======== GIVEN ENTRIES ========

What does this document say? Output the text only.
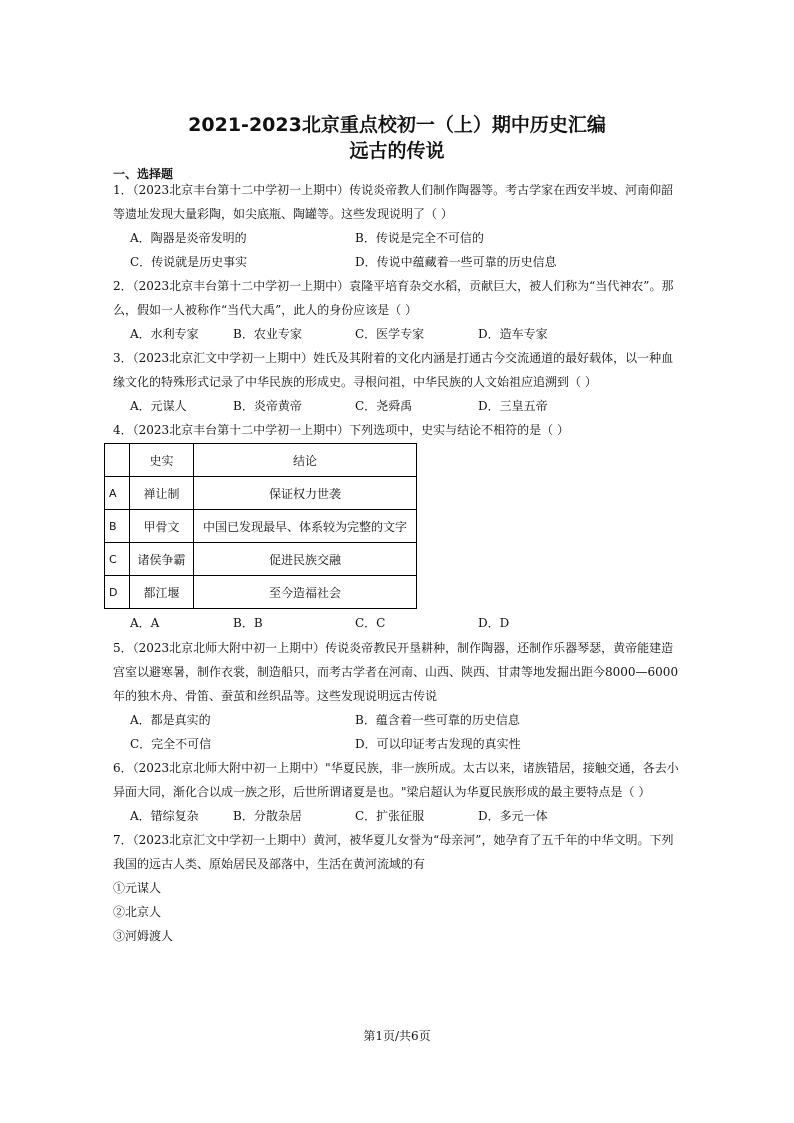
2021-2023北京重点校初一（上）期中历史汇编
远古的传说
一、选择题
1．（2023北京丰台第十二中学初一上期中）传说炎帝教人们制作陶器等。考古学家在西安半坡、河南仰韶
等遗址发现大量彩陶，如尖底瓶、陶罐等。这些发现说明了（ ）
A．陶器是炎帝发明的	B．传说是完全不可信的
C．传说就是历史事实	D．传说中蕴藏着一些可靠的历史信息
2．（2023北京丰台第十二中学初一上期中）袁隆平培育杂交水稻，贡献巨大，被人们称为“当代神农”。那
么，假如一人被称作“当代大禹”，此人的身份应该是（ ）
A．水利专家	B．农业专家	C．医学专家	D．造车专家
3．（2023北京汇文中学初一上期中）姓氏及其附着的文化内涵是打通古今交流通道的最好载体，以一种血
缘文化的特殊形式记录了中华民族的形成史。寻根问祖，中华民族的人文始祖应追溯到（ ）
A．元谋人	B．炎帝黄帝	C．尧舜禹	D．三皇五帝
4．（2023北京丰台第十二中学初一上期中）下列选项中，史实与结论不相符的是（ ）
	史实	结论
A	禅让制	保证权力世袭
B	甲骨文	中国已发现最早、体系较为完整的文字
C	诸侯争霸	促进民族交融
D	都江堰	至今造福社会
A．A	B．B	C．C	D．D
5．（2023北京北师大附中初一上期中）传说炎帝教民开垦耕种，制作陶器，还制作乐器琴瑟，黄帝能建造
宫室以避寒暑，制作衣裳，制造船只，而考古学者在河南、山西、陕西、甘肃等地发掘出距今8000—6000
年的独木舟、骨笛、蚕茧和丝织品等。这些发现说明远古传说
A．都是真实的	B．蕴含着一些可靠的历史信息
C．完全不可信	D．可以印证考古发现的真实性
6．（2023北京北师大附中初一上期中）"华夏民族，非一族所成。太古以来，诸族错居，接触交通，各去小
异面大同，渐化合以成一族之形，后世所谓诸夏是也。"梁启超认为华夏民族形成的最主要特点是（ ）
A．错综复杂	B．分散杂居	C．扩张征服	D．多元一体
7．（2023北京汇文中学初一上期中）黄河，被华夏儿女誉为“母亲河”，她孕育了五千年的中华文明。下列
我国的远古人类、原始居民及部落中，生活在黄河流域的有
①元谋人
②北京人
③河姆渡人
第1页/共6页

========

◆ **YOUR INSTRUCTIONS**
Leave out the pictures and return every record word for word.

◆ **EXERCISE RESULT**
What does this document say? Output the text only.
2021-2023北京重点校初一（上）期中历史汇编
远古的传说
一、选择题
1．（2023北京丰台第十二中学初一上期中）传说炎帝教人们制作陶器等。考古学家在西安半坡、河南仰韶
等遗址发现大量彩陶，如尖底瓶、陶罐等。这些发现说明了（ ）
A．陶器是炎帝发明的	B．传说是完全不可信的
C．传说就是历史事实	D．传说中蕴藏着一些可靠的历史信息
2．（2023北京丰台第十二中学初一上期中）袁隆平培育杂交水稻，贡献巨大，被人们称为“当代神农”。那
么，假如一人被称作“当代大禹”，此人的身份应该是（ ）
A．水利专家	B．农业专家	C．医学专家	D．造车专家
3．（2023北京汇文中学初一上期中）姓氏及其附着的文化内涵是打通古今交流通道的最好载体，以一种血
缘文化的特殊形式记录了中华民族的形成史。寻根问祖，中华民族的人文始祖应追溯到（ ）
A．元谋人	B．炎帝黄帝	C．尧舜禹	D．三皇五帝
4．（2023北京丰台第十二中学初一上期中）下列选项中，史实与结论不相符的是（ ）
	史实	结论
A	禅让制	保证权力世袭
B	甲骨文	中国已发现最早、体系较为完整的文字
C	诸侯争霸	促进民族交融
D	都江堰	至今造福社会
A．A	B．B	C．C	D．D
5．（2023北京北师大附中初一上期中）传说炎帝教民开垦耕种，制作陶器，还制作乐器琴瑟，黄帝能建造
宫室以避寒暑，制作衣裳，制造船只，而考古学者在河南、山西、陕西、甘肃等地发掘出距今8000—6000
年的独木舟、骨笛、蚕茧和丝织品等。这些发现说明远古传说
A．都是真实的	B．蕴含着一些可靠的历史信息
C．完全不可信	D．可以印证考古发现的真实性
6．（2023北京北师大附中初一上期中）"华夏民族，非一族所成。太古以来，诸族错居，接触交通，各去小
异面大同，渐化合以成一族之形，后世所谓诸夏是也。"梁启超认为华夏民族形成的最主要特点是（ ）
A．错综复杂	B．分散杂居	C．扩张征服	D．多元一体
7．（2023北京汇文中学初一上期中）黄河，被华夏儿女誉为“母亲河”，她孕育了五千年的中华文明。下列
我国的远古人类、原始居民及部落中，生活在黄河流域的有
①元谋人
②北京人
③河姆渡人
第1页/共6页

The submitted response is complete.